(Collected data)
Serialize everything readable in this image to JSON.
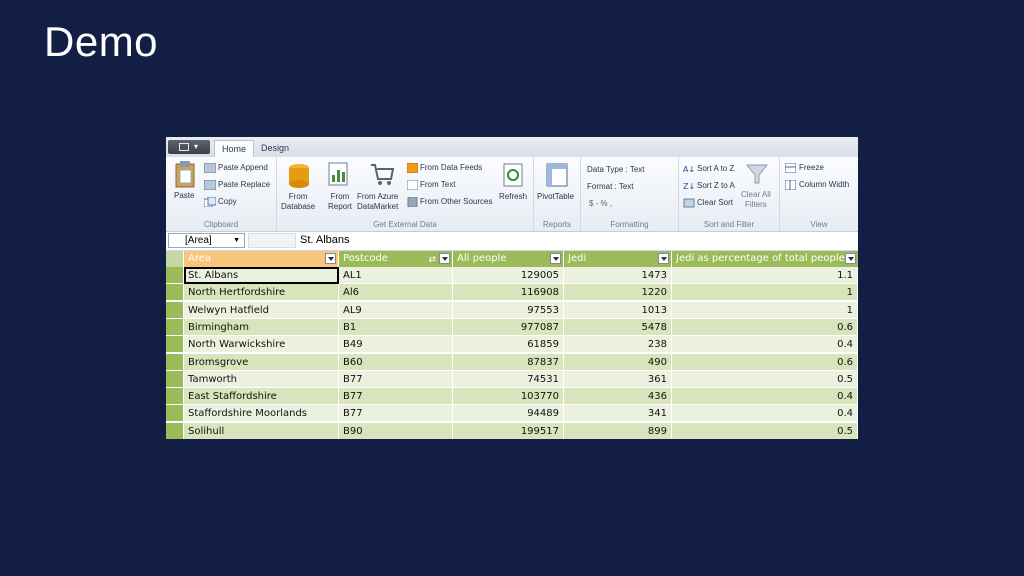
{
  "slide": {
    "title": "Demo"
  },
  "ribbon": {
    "tabs": [
      {
        "label": "Home"
      },
      {
        "label": "Design"
      }
    ],
    "clipboard": {
      "paste": "Paste",
      "paste_append": "Paste Append",
      "paste_replace": "Paste Replace",
      "copy": "Copy",
      "group": "Clipboard"
    },
    "external": {
      "from_database": "From\nDatabase",
      "from_report": "From\nReport",
      "from_azure": "From Azure\nDataMarket",
      "from_data_feeds": "From Data Feeds",
      "from_text": "From Text",
      "from_other": "From Other Sources",
      "refresh": "Refresh",
      "group": "Get External Data"
    },
    "reports": {
      "pivot": "PivotTable",
      "group": "Reports"
    },
    "formatting": {
      "data_type": "Data Type : Text",
      "format": "Format : Text",
      "symbols": "$ - %  ,",
      "group": "Formatting"
    },
    "sort": {
      "a_to_z": "Sort A to Z",
      "z_to_a": "Sort Z to A",
      "clear_sort": "Clear Sort",
      "clear_all": "Clear All\nFilters",
      "group": "Sort and Filter"
    },
    "view": {
      "freeze": "Freeze",
      "column_width": "Column Width",
      "group": "View"
    }
  },
  "formula_bar": {
    "name_box": "[Area]",
    "value": "St. Albans"
  },
  "table": {
    "columns": [
      {
        "label": "Area"
      },
      {
        "label": "Postcode"
      },
      {
        "label": "All people"
      },
      {
        "label": "Jedi"
      },
      {
        "label": "Jedi as percentage of total people"
      }
    ],
    "rows": [
      {
        "area": "St. Albans",
        "postcode": "AL1",
        "people": "129005",
        "jedi": "1473",
        "pct": "1.1"
      },
      {
        "area": "North Hertfordshire",
        "postcode": "Al6",
        "people": "116908",
        "jedi": "1220",
        "pct": "1"
      },
      {
        "area": "Welwyn Hatfield",
        "postcode": "AL9",
        "people": "97553",
        "jedi": "1013",
        "pct": "1"
      },
      {
        "area": "Birmingham",
        "postcode": "B1",
        "people": "977087",
        "jedi": "5478",
        "pct": "0.6"
      },
      {
        "area": "North Warwickshire",
        "postcode": "B49",
        "people": "61859",
        "jedi": "238",
        "pct": "0.4"
      },
      {
        "area": "Bromsgrove",
        "postcode": "B60",
        "people": "87837",
        "jedi": "490",
        "pct": "0.6"
      },
      {
        "area": "Tamworth",
        "postcode": "B77",
        "people": "74531",
        "jedi": "361",
        "pct": "0.5"
      },
      {
        "area": "East Staffordshire",
        "postcode": "B77",
        "people": "103770",
        "jedi": "436",
        "pct": "0.4"
      },
      {
        "area": "Staffordshire Moorlands",
        "postcode": "B77",
        "people": "94489",
        "jedi": "341",
        "pct": "0.4"
      },
      {
        "area": "Solihull",
        "postcode": "B90",
        "people": "199517",
        "jedi": "899",
        "pct": "0.5"
      }
    ]
  },
  "colors": {
    "background": "#131e45",
    "header": "#9bbb59",
    "header_active": "#f8c67a",
    "row_a": "#ebf1de",
    "row_b": "#d8e4bc",
    "rowhead": "#9bbb59"
  }
}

### Goal
Leave the pictures out and copy the rest of the data exactly.

### Correct answer
Serialize everything readable in this image to JSON.
{
  "slide": {
    "title": "Demo"
  },
  "ribbon": {
    "tabs": [
      {
        "label": "Home"
      },
      {
        "label": "Design"
      }
    ],
    "clipboard": {
      "paste": "Paste",
      "paste_append": "Paste Append",
      "paste_replace": "Paste Replace",
      "copy": "Copy",
      "group": "Clipboard"
    },
    "external": {
      "from_database": "From\nDatabase",
      "from_report": "From\nReport",
      "from_azure": "From Azure\nDataMarket",
      "from_data_feeds": "From Data Feeds",
      "from_text": "From Text",
      "from_other": "From Other Sources",
      "refresh": "Refresh",
      "group": "Get External Data"
    },
    "reports": {
      "pivot": "PivotTable",
      "group": "Reports"
    },
    "formatting": {
      "data_type": "Data Type : Text",
      "format": "Format : Text",
      "symbols": "$ - %  ,",
      "group": "Formatting"
    },
    "sort": {
      "a_to_z": "Sort A to Z",
      "z_to_a": "Sort Z to A",
      "clear_sort": "Clear Sort",
      "clear_all": "Clear All\nFilters",
      "group": "Sort and Filter"
    },
    "view": {
      "freeze": "Freeze",
      "column_width": "Column Width",
      "group": "View"
    }
  },
  "formula_bar": {
    "name_box": "[Area]",
    "value": "St. Albans"
  },
  "table": {
    "columns": [
      {
        "label": "Area"
      },
      {
        "label": "Postcode"
      },
      {
        "label": "All people"
      },
      {
        "label": "Jedi"
      },
      {
        "label": "Jedi as percentage of total people"
      }
    ],
    "rows": [
      {
        "area": "St. Albans",
        "postcode": "AL1",
        "people": "129005",
        "jedi": "1473",
        "pct": "1.1"
      },
      {
        "area": "North Hertfordshire",
        "postcode": "Al6",
        "people": "116908",
        "jedi": "1220",
        "pct": "1"
      },
      {
        "area": "Welwyn Hatfield",
        "postcode": "AL9",
        "people": "97553",
        "jedi": "1013",
        "pct": "1"
      },
      {
        "area": "Birmingham",
        "postcode": "B1",
        "people": "977087",
        "jedi": "5478",
        "pct": "0.6"
      },
      {
        "area": "North Warwickshire",
        "postcode": "B49",
        "people": "61859",
        "jedi": "238",
        "pct": "0.4"
      },
      {
        "area": "Bromsgrove",
        "postcode": "B60",
        "people": "87837",
        "jedi": "490",
        "pct": "0.6"
      },
      {
        "area": "Tamworth",
        "postcode": "B77",
        "people": "74531",
        "jedi": "361",
        "pct": "0.5"
      },
      {
        "area": "East Staffordshire",
        "postcode": "B77",
        "people": "103770",
        "jedi": "436",
        "pct": "0.4"
      },
      {
        "area": "Staffordshire Moorlands",
        "postcode": "B77",
        "people": "94489",
        "jedi": "341",
        "pct": "0.4"
      },
      {
        "area": "Solihull",
        "postcode": "B90",
        "people": "199517",
        "jedi": "899",
        "pct": "0.5"
      }
    ]
  },
  "colors": {
    "background": "#131e45",
    "header": "#9bbb59",
    "header_active": "#f8c67a",
    "row_a": "#ebf1de",
    "row_b": "#d8e4bc",
    "rowhead": "#9bbb59"
  }
}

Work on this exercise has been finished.